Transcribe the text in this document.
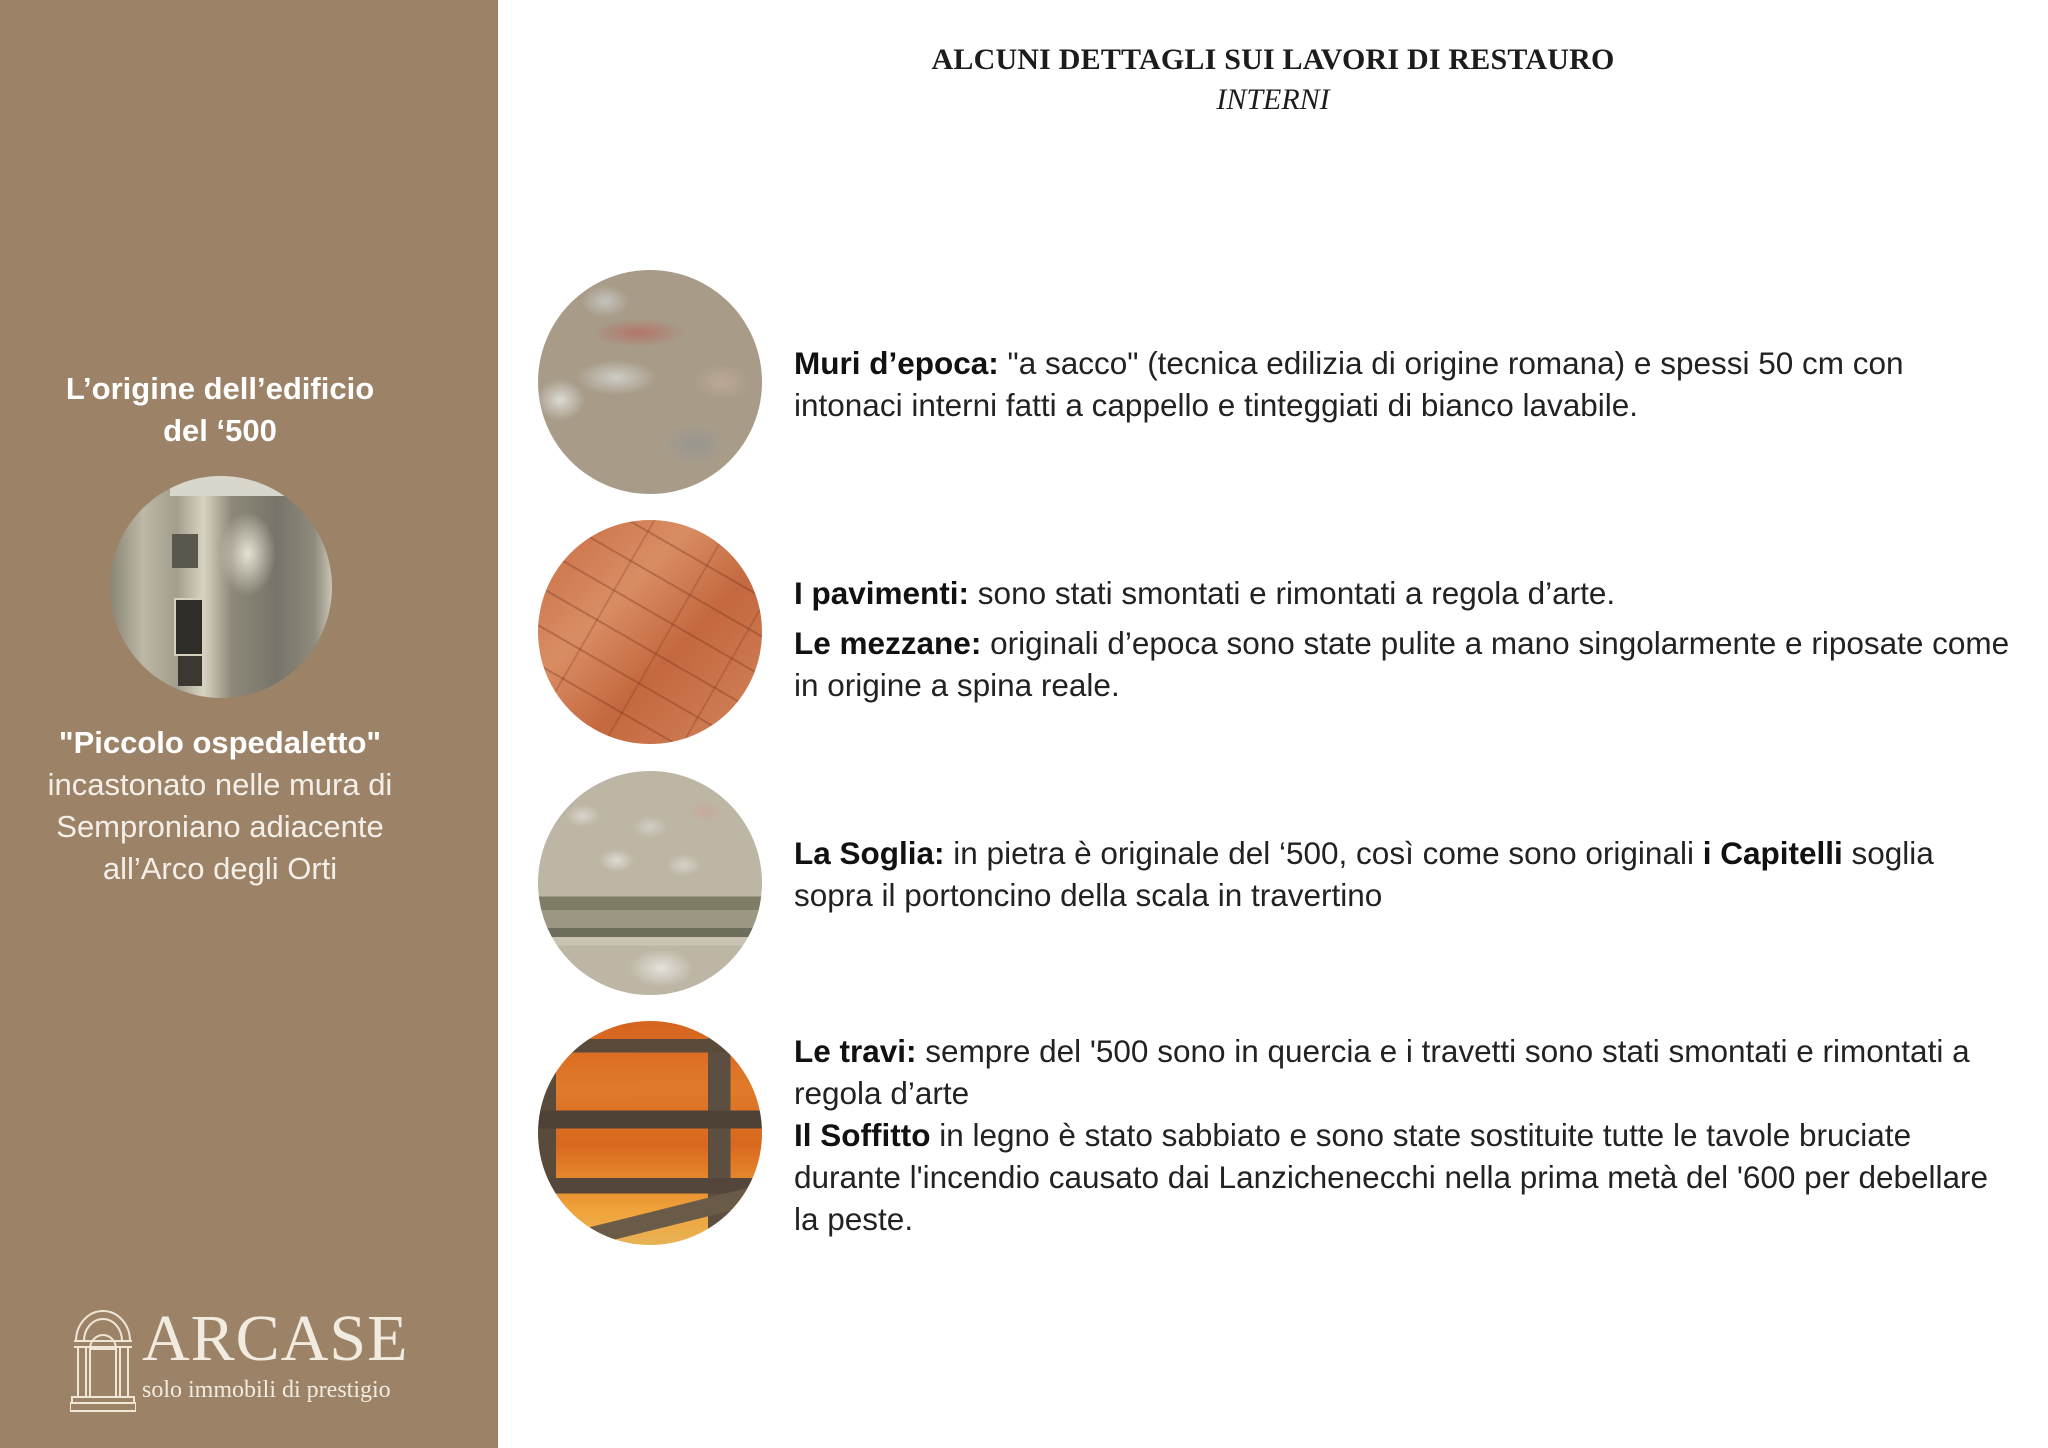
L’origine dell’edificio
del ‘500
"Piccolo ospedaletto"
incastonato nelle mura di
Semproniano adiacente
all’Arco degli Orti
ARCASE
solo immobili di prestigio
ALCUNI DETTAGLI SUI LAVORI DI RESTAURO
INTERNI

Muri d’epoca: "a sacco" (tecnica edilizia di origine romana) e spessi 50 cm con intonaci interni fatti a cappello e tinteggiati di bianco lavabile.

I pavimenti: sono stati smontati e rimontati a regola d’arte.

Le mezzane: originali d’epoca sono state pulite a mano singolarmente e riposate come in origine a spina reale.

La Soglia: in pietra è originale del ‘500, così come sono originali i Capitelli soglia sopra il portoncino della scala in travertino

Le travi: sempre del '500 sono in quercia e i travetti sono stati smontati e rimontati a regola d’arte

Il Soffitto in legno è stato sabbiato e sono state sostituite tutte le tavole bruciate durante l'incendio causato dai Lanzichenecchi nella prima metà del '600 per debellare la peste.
# # # # # # #
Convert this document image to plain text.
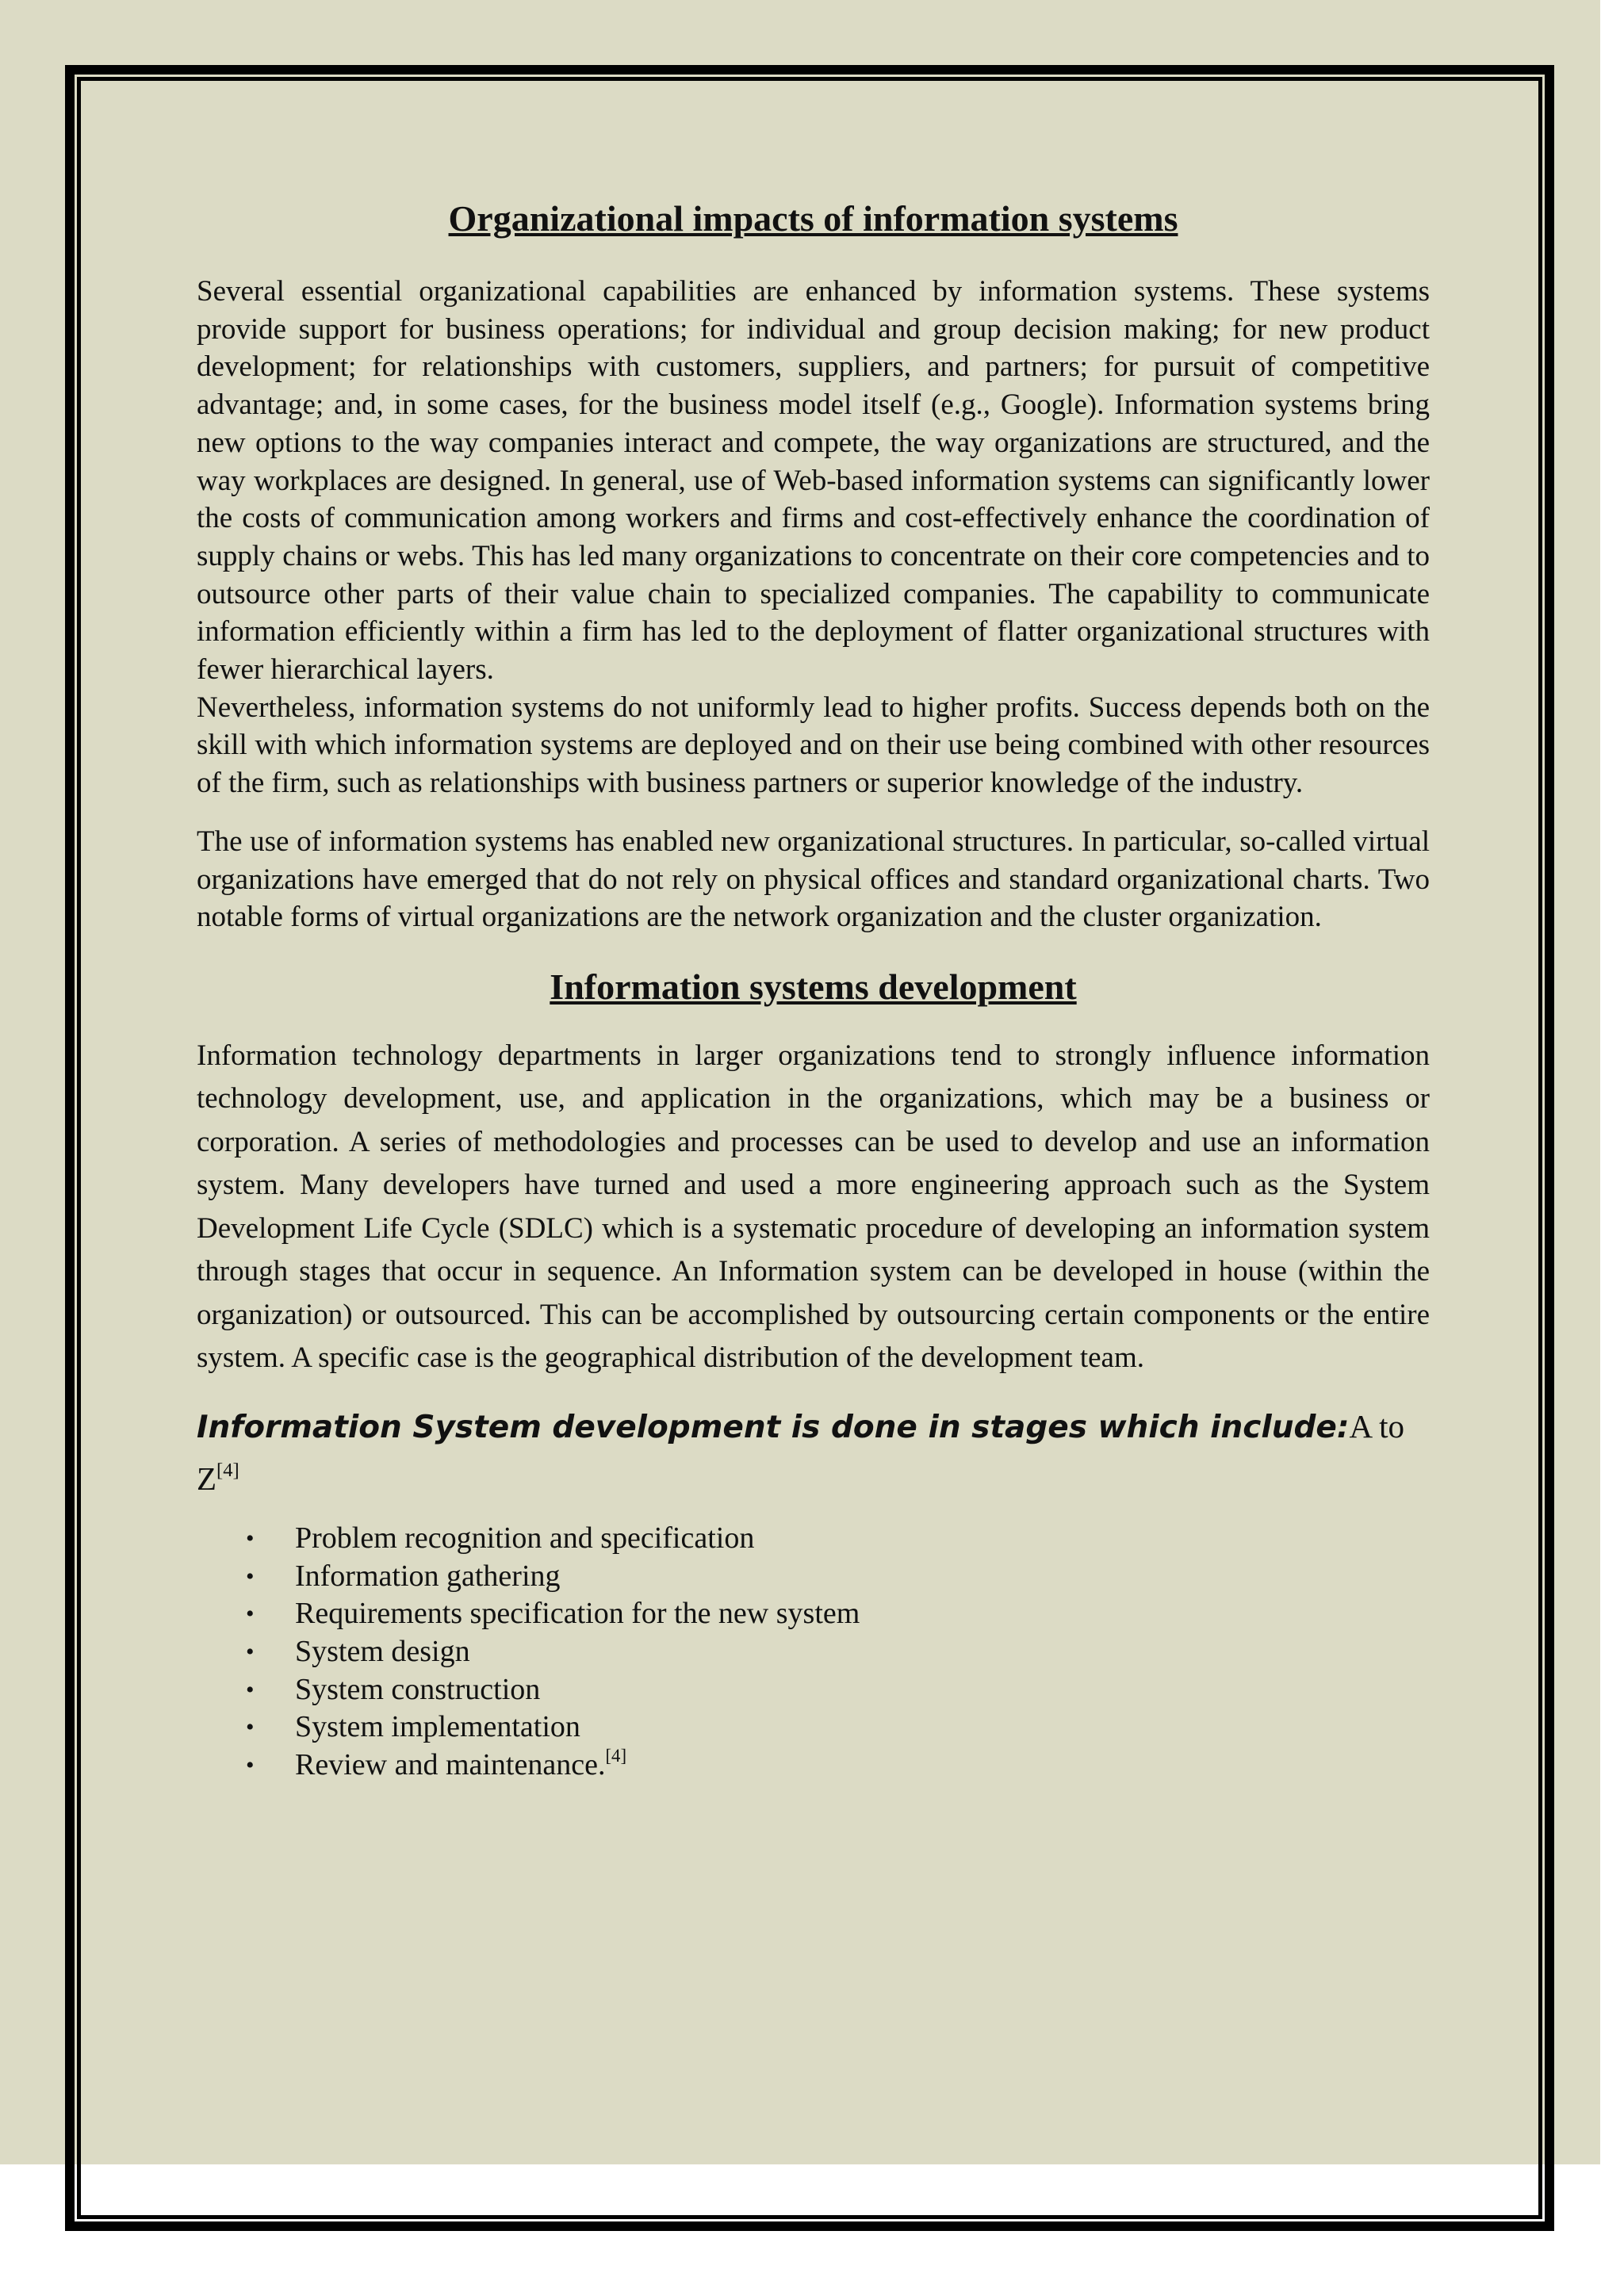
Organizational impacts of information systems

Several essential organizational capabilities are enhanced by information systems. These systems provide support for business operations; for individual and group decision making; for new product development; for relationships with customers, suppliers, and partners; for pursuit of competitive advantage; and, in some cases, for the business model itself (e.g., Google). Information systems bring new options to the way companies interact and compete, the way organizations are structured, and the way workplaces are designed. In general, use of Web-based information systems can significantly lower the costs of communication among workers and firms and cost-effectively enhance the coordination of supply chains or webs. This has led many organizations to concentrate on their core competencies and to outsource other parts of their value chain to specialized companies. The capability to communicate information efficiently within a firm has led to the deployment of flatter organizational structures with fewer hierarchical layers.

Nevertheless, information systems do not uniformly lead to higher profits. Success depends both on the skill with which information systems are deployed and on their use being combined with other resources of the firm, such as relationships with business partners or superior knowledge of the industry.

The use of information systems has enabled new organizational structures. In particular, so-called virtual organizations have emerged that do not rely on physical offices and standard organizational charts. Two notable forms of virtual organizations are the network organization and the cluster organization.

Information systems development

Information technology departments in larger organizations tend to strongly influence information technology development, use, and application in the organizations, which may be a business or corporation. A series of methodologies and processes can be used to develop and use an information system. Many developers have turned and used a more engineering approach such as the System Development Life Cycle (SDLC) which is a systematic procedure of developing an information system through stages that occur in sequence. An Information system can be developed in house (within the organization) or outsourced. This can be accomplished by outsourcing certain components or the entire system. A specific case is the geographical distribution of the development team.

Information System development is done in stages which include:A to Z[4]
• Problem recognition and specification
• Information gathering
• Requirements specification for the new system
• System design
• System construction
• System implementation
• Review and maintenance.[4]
# # # # # # #
Pick out every line above that holds the word "document" and copy it.

Transcribe the text in this document.
Convert this document image to plain text.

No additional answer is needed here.